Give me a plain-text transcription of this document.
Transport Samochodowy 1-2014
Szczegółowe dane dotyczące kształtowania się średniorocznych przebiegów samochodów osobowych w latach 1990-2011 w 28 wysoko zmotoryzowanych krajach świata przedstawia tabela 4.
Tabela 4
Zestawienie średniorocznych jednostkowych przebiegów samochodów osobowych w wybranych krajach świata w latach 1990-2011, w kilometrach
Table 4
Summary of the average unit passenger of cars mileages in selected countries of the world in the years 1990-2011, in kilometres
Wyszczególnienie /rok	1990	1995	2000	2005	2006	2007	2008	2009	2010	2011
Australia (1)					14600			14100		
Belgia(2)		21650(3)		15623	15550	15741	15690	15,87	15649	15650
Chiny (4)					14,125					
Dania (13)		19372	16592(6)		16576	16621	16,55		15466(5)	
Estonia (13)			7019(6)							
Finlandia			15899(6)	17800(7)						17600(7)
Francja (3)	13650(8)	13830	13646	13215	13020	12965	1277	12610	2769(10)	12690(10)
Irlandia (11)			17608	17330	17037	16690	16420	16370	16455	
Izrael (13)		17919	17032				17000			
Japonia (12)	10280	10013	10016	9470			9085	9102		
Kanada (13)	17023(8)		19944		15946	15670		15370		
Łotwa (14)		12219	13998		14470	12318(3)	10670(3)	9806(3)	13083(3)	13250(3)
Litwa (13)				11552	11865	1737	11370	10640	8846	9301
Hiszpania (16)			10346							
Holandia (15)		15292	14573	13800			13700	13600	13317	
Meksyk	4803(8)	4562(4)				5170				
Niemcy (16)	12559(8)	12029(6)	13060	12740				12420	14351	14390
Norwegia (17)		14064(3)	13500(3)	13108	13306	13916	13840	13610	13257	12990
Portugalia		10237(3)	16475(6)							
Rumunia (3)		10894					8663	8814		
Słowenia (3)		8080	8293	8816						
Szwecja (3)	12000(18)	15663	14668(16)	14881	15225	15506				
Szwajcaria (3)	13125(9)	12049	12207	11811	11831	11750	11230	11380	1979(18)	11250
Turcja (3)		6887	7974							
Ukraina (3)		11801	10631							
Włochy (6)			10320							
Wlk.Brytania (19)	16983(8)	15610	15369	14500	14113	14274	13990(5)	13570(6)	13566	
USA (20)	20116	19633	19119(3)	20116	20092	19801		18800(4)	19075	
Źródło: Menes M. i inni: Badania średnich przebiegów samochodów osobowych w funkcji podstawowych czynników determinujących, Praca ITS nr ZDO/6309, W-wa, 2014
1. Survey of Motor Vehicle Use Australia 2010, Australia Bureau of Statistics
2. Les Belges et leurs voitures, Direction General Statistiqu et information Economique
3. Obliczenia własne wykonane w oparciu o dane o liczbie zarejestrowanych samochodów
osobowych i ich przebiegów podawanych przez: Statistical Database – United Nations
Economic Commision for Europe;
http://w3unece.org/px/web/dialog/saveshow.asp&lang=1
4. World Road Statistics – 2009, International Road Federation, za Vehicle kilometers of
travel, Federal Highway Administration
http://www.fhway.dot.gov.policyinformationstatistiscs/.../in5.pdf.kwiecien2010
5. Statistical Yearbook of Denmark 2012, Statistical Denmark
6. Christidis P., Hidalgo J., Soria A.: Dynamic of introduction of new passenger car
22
---
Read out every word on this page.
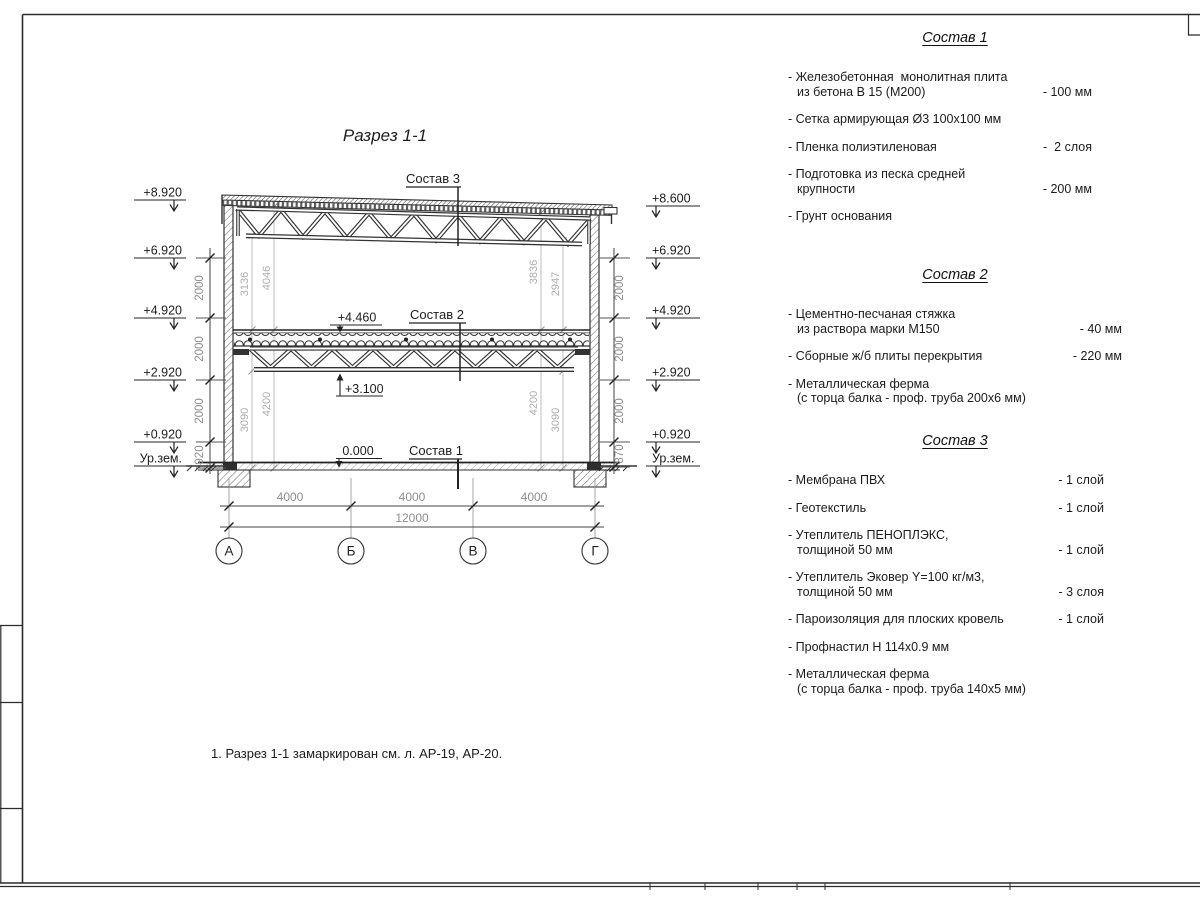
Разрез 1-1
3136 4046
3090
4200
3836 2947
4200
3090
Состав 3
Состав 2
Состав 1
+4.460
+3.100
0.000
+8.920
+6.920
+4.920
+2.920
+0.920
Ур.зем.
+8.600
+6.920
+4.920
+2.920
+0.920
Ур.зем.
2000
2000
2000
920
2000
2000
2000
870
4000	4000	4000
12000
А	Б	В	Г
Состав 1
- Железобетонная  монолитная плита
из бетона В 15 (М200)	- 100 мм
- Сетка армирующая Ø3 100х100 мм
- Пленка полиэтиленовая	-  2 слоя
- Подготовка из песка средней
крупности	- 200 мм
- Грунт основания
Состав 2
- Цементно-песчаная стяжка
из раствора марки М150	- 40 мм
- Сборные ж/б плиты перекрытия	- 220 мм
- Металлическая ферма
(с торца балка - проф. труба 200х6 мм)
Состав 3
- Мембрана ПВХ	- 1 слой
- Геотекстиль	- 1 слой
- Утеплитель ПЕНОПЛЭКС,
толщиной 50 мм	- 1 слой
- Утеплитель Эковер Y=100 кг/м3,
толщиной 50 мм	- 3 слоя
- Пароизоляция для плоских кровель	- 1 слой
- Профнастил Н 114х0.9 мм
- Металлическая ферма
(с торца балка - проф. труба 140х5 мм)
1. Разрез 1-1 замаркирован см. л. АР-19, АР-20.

Requirements: Looking at the data above, show all lines where the word "балка" occurs.

Worked solution:
(с торца балка - проф. труба 200х6 мм)
(с торца балка - проф. труба 140х5 мм)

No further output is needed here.